» **Exercise instructions**: Pick out every line in the data below that holds "more".

───── Exercise data

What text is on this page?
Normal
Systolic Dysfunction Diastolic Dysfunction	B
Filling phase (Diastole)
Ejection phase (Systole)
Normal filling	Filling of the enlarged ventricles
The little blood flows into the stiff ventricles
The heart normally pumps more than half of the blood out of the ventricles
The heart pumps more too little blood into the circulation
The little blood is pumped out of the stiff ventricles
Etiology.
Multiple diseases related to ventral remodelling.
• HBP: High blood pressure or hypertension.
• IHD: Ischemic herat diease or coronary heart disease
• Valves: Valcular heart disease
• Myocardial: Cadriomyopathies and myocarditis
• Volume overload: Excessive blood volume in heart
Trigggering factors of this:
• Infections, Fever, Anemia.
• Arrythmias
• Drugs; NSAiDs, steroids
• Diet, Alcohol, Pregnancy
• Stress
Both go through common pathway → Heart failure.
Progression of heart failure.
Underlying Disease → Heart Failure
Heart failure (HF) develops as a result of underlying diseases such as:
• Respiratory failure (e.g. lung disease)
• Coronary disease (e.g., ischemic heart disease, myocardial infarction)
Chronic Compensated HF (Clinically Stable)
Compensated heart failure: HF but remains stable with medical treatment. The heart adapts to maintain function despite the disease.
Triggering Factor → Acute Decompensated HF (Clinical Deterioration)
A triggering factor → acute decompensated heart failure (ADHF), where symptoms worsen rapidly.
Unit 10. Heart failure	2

──────────

» **Exercise response**:
The heart normally pumps more than half of the blood out of the ventricles
The heart pumps more too little blood into the circulation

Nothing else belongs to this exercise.